▸ **Rows**

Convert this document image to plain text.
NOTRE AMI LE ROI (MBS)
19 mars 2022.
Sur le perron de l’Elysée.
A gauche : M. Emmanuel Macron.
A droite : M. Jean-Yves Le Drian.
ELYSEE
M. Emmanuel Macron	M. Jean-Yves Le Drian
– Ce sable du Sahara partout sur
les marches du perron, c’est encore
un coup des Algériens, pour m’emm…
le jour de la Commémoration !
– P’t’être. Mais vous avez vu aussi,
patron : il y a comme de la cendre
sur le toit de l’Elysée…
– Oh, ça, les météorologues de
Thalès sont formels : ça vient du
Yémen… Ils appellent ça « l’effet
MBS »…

▸ **Exercise description**
Pull every line containing the word "Emmanuel" out of the material.

▸ **Written response**
A gauche : M. Emmanuel Macron.
M. Emmanuel Macron	M. Jean-Yves Le Drian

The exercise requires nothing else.